- [Data shown]:
## Begin

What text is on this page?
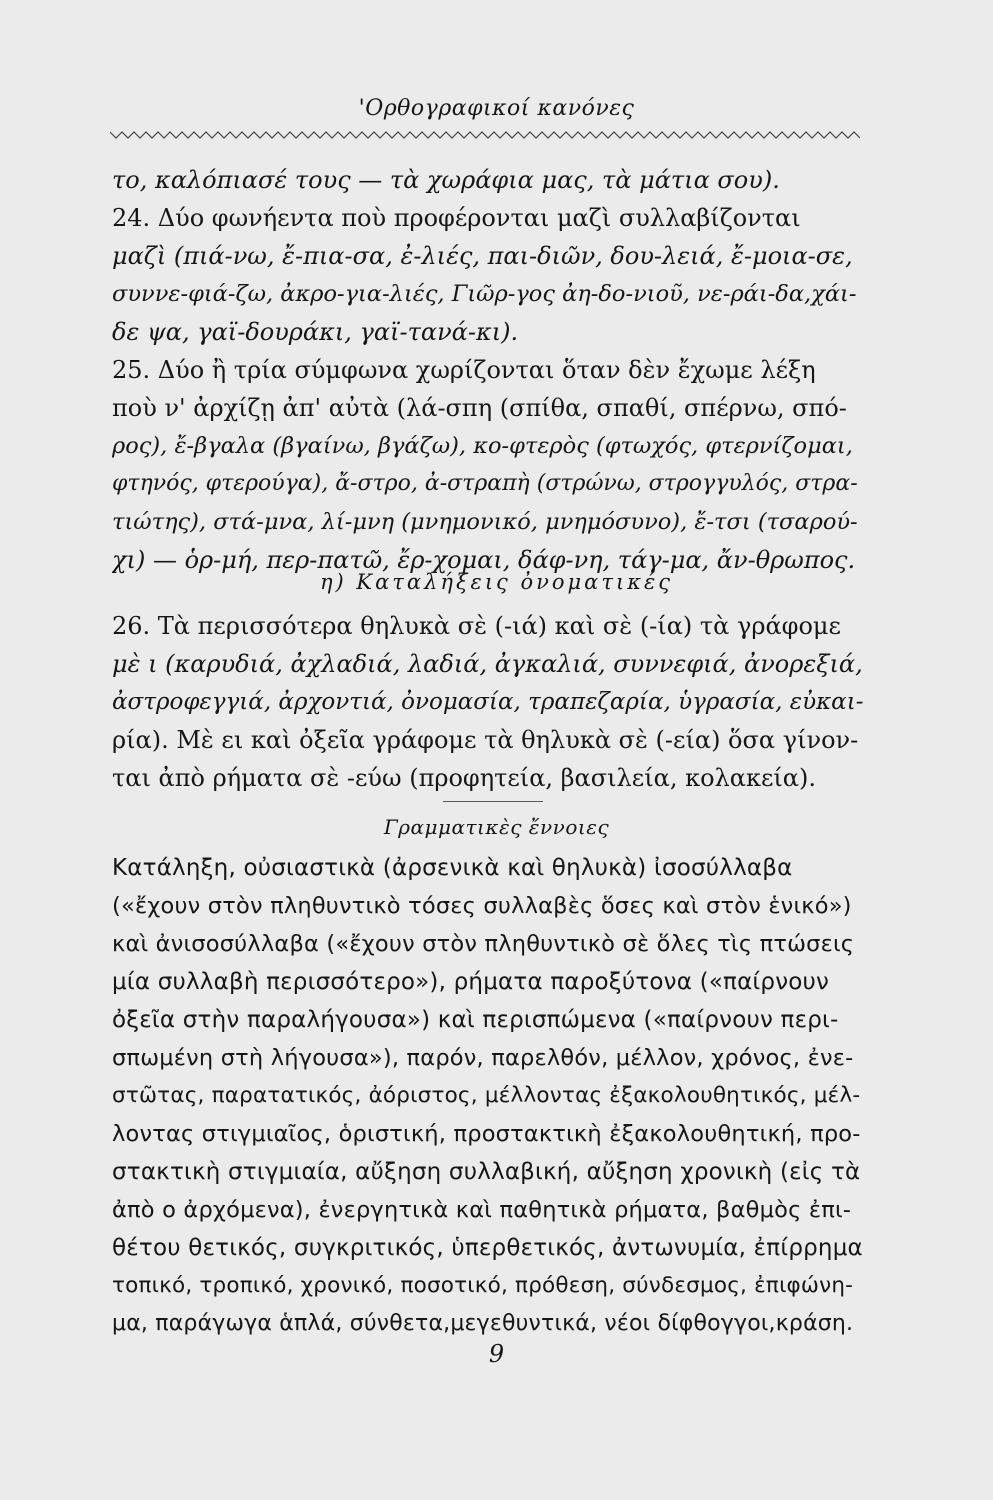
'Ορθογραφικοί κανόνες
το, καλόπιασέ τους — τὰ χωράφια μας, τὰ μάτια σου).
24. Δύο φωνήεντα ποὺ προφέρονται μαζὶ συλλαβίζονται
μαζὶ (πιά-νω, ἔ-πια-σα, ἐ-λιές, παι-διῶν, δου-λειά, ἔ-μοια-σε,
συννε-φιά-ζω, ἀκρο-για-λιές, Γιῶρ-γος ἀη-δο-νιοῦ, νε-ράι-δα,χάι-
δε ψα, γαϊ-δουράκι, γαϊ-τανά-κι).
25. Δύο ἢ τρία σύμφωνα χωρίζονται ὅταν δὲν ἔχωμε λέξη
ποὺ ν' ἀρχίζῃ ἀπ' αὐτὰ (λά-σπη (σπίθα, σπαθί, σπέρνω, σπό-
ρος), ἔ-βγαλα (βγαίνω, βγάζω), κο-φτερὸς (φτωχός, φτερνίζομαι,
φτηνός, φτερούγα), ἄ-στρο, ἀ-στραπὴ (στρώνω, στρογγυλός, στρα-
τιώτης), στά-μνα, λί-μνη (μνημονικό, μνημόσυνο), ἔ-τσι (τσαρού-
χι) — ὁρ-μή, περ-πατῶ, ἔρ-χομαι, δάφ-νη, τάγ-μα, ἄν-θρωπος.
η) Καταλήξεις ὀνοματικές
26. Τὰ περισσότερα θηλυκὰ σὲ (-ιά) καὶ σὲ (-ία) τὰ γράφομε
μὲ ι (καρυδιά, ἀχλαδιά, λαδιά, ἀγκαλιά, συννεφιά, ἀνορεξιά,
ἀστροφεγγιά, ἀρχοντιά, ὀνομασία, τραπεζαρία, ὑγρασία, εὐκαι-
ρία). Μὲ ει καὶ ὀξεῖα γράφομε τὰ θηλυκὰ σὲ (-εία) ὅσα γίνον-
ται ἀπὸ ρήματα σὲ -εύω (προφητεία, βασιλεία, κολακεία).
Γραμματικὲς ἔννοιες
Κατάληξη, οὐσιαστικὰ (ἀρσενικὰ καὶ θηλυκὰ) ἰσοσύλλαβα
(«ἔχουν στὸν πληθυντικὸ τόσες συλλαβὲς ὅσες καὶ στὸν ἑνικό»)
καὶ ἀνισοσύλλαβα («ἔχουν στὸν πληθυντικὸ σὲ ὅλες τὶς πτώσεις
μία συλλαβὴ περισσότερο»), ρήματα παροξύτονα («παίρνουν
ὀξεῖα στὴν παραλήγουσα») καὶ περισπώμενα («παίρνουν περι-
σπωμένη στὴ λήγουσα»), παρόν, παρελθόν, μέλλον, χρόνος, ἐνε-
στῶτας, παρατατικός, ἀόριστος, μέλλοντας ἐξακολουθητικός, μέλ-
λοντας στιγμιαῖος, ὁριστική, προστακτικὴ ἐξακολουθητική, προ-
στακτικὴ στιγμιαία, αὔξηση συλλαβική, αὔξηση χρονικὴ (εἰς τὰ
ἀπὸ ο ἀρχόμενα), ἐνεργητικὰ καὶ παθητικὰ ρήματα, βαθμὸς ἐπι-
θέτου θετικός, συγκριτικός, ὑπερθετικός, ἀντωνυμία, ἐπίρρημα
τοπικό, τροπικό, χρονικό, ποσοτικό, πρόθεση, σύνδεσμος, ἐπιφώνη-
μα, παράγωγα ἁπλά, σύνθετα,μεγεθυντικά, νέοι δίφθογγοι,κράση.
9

## End

Transcribe every entry above exactly. Omit all pictures.

What text is on this page?
'Ορθογραφικοί κανόνες
το, καλόπιασέ τους — τὰ χωράφια μας, τὰ μάτια σου).
24. Δύο φωνήεντα ποὺ προφέρονται μαζὶ συλλαβίζονται
μαζὶ (πιά-νω, ἔ-πια-σα, ἐ-λιές, παι-διῶν, δου-λειά, ἔ-μοια-σε,
συννε-φιά-ζω, ἀκρο-για-λιές, Γιῶρ-γος ἀη-δο-νιοῦ, νε-ράι-δα,χάι-
δε ψα, γαϊ-δουράκι, γαϊ-τανά-κι).
25. Δύο ἢ τρία σύμφωνα χωρίζονται ὅταν δὲν ἔχωμε λέξη
ποὺ ν' ἀρχίζῃ ἀπ' αὐτὰ (λά-σπη (σπίθα, σπαθί, σπέρνω, σπό-
ρος), ἔ-βγαλα (βγαίνω, βγάζω), κο-φτερὸς (φτωχός, φτερνίζομαι,
φτηνός, φτερούγα), ἄ-στρο, ἀ-στραπὴ (στρώνω, στρογγυλός, στρα-
τιώτης), στά-μνα, λί-μνη (μνημονικό, μνημόσυνο), ἔ-τσι (τσαρού-
χι) — ὁρ-μή, περ-πατῶ, ἔρ-χομαι, δάφ-νη, τάγ-μα, ἄν-θρωπος.
η) Καταλήξεις ὀνοματικές
26. Τὰ περισσότερα θηλυκὰ σὲ (-ιά) καὶ σὲ (-ία) τὰ γράφομε
μὲ ι (καρυδιά, ἀχλαδιά, λαδιά, ἀγκαλιά, συννεφιά, ἀνορεξιά,
ἀστροφεγγιά, ἀρχοντιά, ὀνομασία, τραπεζαρία, ὑγρασία, εὐκαι-
ρία). Μὲ ει καὶ ὀξεῖα γράφομε τὰ θηλυκὰ σὲ (-εία) ὅσα γίνον-
ται ἀπὸ ρήματα σὲ -εύω (προφητεία, βασιλεία, κολακεία).
Γραμματικὲς ἔννοιες
Κατάληξη, οὐσιαστικὰ (ἀρσενικὰ καὶ θηλυκὰ) ἰσοσύλλαβα
(«ἔχουν στὸν πληθυντικὸ τόσες συλλαβὲς ὅσες καὶ στὸν ἑνικό»)
καὶ ἀνισοσύλλαβα («ἔχουν στὸν πληθυντικὸ σὲ ὅλες τὶς πτώσεις
μία συλλαβὴ περισσότερο»), ρήματα παροξύτονα («παίρνουν
ὀξεῖα στὴν παραλήγουσα») καὶ περισπώμενα («παίρνουν περι-
σπωμένη στὴ λήγουσα»), παρόν, παρελθόν, μέλλον, χρόνος, ἐνε-
στῶτας, παρατατικός, ἀόριστος, μέλλοντας ἐξακολουθητικός, μέλ-
λοντας στιγμιαῖος, ὁριστική, προστακτικὴ ἐξακολουθητική, προ-
στακτικὴ στιγμιαία, αὔξηση συλλαβική, αὔξηση χρονικὴ (εἰς τὰ
ἀπὸ ο ἀρχόμενα), ἐνεργητικὰ καὶ παθητικὰ ρήματα, βαθμὸς ἐπι-
θέτου θετικός, συγκριτικός, ὑπερθετικός, ἀντωνυμία, ἐπίρρημα
τοπικό, τροπικό, χρονικό, ποσοτικό, πρόθεση, σύνδεσμος, ἐπιφώνη-
μα, παράγωγα ἁπλά, σύνθετα,μεγεθυντικά, νέοι δίφθογγοι,κράση.
9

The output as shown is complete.